__Stated problem__:
List all the lines in these records that hold "completed".

** BEGIN Items **

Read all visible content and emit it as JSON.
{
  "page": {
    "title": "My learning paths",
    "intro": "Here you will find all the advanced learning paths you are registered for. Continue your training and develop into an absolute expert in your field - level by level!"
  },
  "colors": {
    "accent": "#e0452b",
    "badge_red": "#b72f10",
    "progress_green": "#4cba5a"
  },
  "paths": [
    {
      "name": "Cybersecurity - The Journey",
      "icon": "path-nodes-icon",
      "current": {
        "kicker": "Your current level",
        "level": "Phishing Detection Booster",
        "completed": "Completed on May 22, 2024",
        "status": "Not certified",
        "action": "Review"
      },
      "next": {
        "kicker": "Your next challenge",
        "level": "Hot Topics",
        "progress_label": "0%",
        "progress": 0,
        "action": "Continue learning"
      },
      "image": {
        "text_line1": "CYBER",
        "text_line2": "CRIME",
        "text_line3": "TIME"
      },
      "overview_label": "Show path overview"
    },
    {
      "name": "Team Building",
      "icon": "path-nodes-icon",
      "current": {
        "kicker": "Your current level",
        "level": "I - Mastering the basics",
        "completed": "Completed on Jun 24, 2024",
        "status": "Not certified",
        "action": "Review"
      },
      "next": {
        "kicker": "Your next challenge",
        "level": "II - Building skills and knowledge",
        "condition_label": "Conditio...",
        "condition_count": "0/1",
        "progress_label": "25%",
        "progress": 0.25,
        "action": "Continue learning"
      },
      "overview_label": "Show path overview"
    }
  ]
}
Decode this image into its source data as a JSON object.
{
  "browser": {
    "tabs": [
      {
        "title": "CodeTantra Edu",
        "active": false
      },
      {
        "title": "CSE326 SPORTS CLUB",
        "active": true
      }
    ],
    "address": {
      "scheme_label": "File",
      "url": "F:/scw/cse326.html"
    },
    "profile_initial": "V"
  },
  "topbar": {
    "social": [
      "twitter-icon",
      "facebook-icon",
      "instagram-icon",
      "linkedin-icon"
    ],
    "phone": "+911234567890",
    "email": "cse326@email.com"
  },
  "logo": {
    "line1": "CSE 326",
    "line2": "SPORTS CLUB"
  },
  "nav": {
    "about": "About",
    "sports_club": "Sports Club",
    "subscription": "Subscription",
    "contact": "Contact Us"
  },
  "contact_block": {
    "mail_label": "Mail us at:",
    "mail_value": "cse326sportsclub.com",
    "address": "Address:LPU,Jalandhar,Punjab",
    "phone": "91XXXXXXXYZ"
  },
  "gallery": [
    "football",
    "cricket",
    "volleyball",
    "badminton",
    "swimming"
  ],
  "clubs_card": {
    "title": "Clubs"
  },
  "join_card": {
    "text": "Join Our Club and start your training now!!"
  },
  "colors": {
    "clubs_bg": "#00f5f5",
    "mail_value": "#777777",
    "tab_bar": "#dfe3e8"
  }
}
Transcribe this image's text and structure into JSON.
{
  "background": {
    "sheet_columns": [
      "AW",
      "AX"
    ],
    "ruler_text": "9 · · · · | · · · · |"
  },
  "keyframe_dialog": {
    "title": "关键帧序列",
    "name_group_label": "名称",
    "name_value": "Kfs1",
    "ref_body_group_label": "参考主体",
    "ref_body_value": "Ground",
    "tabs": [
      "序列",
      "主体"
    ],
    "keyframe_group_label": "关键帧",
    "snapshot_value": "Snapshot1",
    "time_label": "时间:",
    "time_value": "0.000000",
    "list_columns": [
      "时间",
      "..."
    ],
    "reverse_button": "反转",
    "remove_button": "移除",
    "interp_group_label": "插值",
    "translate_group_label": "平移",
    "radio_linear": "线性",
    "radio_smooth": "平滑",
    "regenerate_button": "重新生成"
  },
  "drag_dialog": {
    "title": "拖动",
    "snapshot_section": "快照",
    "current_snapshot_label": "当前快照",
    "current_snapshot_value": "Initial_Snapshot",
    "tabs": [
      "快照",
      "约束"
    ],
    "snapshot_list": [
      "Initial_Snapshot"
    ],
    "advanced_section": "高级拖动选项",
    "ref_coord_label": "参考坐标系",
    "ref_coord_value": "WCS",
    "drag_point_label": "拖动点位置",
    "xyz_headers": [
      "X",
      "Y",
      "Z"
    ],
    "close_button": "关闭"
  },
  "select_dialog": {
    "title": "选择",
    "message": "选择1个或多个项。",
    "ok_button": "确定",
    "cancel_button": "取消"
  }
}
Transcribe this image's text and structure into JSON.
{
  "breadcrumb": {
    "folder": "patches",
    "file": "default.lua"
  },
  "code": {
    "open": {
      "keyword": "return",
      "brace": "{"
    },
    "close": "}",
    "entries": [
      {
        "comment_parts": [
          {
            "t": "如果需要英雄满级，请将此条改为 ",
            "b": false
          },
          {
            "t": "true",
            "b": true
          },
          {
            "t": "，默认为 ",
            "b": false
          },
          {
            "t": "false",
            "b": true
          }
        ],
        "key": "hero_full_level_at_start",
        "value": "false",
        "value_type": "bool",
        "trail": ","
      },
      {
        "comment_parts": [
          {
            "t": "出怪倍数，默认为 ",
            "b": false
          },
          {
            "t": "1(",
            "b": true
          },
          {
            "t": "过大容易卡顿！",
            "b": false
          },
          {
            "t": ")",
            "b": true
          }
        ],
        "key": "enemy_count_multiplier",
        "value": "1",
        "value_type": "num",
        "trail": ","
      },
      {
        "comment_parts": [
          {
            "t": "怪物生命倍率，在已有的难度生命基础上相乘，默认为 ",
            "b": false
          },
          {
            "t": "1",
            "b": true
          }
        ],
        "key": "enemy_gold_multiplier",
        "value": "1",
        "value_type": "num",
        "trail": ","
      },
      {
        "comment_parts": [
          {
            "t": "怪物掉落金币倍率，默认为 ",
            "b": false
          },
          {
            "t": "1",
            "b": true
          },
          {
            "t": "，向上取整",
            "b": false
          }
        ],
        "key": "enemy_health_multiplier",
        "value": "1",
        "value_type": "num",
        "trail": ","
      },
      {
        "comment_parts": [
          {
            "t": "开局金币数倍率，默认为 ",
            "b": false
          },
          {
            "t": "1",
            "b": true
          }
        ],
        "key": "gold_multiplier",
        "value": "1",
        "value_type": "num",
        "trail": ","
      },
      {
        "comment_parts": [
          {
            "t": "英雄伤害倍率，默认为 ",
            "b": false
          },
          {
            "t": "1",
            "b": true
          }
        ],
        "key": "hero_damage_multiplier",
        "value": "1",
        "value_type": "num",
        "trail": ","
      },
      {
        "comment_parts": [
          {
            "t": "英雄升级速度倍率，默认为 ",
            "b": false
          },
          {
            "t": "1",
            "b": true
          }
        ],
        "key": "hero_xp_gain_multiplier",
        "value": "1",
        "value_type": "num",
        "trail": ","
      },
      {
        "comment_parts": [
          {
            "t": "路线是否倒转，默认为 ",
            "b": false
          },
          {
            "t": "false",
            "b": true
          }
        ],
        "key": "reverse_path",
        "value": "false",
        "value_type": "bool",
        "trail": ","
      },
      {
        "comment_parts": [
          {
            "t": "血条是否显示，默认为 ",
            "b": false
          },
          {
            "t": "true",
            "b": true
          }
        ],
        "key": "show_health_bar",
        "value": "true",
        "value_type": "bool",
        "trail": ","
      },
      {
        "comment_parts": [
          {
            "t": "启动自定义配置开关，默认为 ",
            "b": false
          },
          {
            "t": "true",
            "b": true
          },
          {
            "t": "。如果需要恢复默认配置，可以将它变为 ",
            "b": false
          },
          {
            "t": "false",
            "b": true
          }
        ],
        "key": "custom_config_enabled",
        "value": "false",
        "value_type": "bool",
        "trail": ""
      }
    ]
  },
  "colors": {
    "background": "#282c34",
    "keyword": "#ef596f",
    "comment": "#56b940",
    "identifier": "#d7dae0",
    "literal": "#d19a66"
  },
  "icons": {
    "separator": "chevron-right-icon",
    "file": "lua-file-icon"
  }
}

** END Items **

__Solution for this exercise__:
        "completed": "Completed on May 22, 2024",
        "completed": "Completed on Jun 24, 2024",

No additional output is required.